#### Task details
Scan the following material for the string "left" and copy each line in which it appears.

Dataset listings of figures

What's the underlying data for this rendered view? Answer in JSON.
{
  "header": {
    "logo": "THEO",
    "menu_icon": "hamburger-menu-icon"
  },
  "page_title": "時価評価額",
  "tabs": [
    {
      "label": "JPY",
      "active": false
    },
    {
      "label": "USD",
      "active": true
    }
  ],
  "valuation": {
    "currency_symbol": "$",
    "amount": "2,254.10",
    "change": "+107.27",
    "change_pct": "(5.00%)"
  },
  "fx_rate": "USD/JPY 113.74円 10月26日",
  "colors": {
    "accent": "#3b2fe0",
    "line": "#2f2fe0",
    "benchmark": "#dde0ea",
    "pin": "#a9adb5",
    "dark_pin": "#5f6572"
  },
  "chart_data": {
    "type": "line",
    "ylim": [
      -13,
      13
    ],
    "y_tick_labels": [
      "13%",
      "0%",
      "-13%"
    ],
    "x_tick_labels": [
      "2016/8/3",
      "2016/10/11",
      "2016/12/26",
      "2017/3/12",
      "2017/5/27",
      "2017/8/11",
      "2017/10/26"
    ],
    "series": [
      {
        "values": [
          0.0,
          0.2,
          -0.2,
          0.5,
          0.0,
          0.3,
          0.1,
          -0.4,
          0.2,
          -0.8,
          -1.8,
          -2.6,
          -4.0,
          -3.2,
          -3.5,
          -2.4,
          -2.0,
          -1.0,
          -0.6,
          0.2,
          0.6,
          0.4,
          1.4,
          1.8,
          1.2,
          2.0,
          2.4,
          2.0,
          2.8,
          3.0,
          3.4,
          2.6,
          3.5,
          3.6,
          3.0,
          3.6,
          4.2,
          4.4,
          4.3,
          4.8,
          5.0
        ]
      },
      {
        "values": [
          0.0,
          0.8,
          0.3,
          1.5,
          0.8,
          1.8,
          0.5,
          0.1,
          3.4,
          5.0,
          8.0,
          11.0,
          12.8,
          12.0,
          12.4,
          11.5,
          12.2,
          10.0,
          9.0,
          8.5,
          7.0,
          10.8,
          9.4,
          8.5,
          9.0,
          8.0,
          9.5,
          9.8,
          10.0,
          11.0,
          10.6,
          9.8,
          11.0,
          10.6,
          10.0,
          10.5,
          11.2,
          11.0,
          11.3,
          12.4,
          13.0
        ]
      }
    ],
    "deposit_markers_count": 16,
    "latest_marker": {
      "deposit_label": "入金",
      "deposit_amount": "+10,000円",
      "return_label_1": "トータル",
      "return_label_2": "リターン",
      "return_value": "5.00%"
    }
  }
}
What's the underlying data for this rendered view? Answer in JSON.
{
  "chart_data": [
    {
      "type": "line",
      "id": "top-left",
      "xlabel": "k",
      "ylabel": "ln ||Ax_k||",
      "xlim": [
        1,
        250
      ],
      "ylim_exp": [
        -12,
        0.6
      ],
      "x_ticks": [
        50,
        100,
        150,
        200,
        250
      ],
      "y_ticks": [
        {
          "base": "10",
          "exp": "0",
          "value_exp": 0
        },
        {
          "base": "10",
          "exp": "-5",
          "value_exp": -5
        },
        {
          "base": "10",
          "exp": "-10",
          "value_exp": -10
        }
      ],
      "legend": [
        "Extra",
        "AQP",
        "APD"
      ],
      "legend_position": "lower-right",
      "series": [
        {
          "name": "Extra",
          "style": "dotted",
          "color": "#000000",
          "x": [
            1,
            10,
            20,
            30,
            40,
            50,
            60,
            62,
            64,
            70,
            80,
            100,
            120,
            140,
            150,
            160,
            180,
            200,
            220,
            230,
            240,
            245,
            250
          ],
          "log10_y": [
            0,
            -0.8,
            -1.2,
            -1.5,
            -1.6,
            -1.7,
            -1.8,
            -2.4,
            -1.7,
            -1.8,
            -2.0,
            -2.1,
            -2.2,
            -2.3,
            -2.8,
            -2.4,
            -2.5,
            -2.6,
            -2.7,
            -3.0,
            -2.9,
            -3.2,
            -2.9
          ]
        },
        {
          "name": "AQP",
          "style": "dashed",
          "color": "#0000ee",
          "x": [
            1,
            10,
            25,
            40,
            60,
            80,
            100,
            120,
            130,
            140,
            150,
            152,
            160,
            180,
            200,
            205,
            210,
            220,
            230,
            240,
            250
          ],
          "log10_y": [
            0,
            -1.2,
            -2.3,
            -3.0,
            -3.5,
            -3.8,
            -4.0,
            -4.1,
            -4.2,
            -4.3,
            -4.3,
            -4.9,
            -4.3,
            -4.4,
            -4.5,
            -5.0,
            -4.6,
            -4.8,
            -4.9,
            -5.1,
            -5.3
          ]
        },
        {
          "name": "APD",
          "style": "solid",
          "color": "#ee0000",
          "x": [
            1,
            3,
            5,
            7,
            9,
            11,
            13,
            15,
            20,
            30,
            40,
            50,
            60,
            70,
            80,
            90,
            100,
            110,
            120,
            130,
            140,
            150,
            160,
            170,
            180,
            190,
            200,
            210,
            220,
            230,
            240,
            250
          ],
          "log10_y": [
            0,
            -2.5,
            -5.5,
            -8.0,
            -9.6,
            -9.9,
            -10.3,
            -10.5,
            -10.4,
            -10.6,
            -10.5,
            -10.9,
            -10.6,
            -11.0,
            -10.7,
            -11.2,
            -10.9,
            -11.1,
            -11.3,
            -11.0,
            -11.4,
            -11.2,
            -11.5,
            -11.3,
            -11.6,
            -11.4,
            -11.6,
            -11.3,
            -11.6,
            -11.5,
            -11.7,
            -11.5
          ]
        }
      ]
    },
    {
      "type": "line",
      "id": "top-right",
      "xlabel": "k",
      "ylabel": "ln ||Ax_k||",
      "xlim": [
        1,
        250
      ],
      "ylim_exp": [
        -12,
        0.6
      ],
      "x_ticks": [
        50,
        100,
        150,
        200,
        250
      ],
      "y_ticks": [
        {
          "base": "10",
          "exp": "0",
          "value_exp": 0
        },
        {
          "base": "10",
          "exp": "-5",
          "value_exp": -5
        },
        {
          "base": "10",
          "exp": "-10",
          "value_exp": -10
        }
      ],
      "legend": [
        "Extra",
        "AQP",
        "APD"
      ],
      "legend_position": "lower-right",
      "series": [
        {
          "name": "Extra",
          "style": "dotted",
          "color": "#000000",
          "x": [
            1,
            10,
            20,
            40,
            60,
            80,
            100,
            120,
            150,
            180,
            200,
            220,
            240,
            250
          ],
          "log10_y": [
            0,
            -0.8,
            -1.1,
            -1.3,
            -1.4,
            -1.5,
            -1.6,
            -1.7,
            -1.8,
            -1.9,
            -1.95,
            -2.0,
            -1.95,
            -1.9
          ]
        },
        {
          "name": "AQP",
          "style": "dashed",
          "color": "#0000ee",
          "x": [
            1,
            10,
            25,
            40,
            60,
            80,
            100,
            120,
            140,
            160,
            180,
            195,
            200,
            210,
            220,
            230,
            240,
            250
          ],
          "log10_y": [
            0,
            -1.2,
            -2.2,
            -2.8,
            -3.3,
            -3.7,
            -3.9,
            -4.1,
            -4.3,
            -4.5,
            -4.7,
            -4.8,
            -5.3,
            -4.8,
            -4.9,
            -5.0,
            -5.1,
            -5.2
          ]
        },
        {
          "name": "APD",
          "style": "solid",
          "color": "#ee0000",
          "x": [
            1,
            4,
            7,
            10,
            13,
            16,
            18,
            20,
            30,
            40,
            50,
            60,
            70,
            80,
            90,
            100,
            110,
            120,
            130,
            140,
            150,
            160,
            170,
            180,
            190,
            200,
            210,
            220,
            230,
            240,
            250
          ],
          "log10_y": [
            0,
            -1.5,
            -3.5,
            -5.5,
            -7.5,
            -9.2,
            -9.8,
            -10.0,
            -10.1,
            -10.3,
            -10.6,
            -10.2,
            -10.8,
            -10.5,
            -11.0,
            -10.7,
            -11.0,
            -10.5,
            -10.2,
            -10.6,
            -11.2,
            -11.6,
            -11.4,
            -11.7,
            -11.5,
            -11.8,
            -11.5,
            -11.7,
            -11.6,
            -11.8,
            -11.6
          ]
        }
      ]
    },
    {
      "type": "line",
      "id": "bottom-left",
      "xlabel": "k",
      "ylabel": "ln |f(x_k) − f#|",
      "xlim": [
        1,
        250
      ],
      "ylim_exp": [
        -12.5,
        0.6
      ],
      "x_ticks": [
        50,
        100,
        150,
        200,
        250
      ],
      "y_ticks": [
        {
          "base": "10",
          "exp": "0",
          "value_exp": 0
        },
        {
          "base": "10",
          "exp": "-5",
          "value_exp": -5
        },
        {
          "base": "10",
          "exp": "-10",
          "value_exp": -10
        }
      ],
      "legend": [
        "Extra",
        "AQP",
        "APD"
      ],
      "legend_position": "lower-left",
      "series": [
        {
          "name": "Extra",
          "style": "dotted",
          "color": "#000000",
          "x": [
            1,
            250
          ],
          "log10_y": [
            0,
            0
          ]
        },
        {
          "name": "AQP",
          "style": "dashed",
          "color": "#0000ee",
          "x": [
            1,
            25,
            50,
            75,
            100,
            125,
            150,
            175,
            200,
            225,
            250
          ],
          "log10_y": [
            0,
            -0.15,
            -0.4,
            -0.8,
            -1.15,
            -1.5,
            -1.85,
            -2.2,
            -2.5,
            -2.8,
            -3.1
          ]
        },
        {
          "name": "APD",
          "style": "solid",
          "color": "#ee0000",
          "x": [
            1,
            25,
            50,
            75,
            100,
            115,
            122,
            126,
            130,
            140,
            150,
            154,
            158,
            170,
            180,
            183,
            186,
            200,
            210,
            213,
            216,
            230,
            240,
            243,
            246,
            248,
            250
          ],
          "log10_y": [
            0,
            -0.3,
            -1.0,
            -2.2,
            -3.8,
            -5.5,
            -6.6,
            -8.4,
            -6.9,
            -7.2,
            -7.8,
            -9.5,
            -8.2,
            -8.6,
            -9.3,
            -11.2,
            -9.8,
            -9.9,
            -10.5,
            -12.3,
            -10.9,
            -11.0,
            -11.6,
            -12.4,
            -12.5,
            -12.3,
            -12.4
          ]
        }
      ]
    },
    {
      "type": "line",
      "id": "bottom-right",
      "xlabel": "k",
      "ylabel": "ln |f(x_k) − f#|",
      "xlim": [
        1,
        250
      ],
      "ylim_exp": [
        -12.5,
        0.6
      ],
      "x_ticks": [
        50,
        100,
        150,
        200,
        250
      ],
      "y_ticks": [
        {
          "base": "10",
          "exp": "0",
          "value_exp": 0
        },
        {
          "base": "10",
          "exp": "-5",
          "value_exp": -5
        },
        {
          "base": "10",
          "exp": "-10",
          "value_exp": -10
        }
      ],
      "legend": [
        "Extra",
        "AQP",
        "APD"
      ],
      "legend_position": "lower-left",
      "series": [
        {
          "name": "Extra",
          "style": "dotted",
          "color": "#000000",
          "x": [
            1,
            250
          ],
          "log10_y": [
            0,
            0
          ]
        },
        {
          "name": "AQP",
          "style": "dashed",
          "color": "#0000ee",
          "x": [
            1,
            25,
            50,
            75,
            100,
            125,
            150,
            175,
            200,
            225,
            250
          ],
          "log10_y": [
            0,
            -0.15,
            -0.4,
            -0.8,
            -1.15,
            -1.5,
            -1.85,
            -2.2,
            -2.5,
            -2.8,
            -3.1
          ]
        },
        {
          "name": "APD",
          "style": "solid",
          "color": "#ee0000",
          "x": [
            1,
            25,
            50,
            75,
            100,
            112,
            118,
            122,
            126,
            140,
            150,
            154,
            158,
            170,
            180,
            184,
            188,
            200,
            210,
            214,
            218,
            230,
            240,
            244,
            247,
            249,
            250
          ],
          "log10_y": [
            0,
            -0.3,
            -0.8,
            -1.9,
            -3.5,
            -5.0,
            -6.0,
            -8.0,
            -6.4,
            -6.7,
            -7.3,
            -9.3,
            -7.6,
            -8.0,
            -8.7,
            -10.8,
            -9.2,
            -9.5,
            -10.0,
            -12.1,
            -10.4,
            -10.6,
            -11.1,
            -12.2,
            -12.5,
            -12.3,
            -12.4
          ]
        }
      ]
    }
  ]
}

#### Answer to this exercise
      "id": "top-left",
      "id": "bottom-left",
      "legend_position": "lower-left",
      "legend_position": "lower-left",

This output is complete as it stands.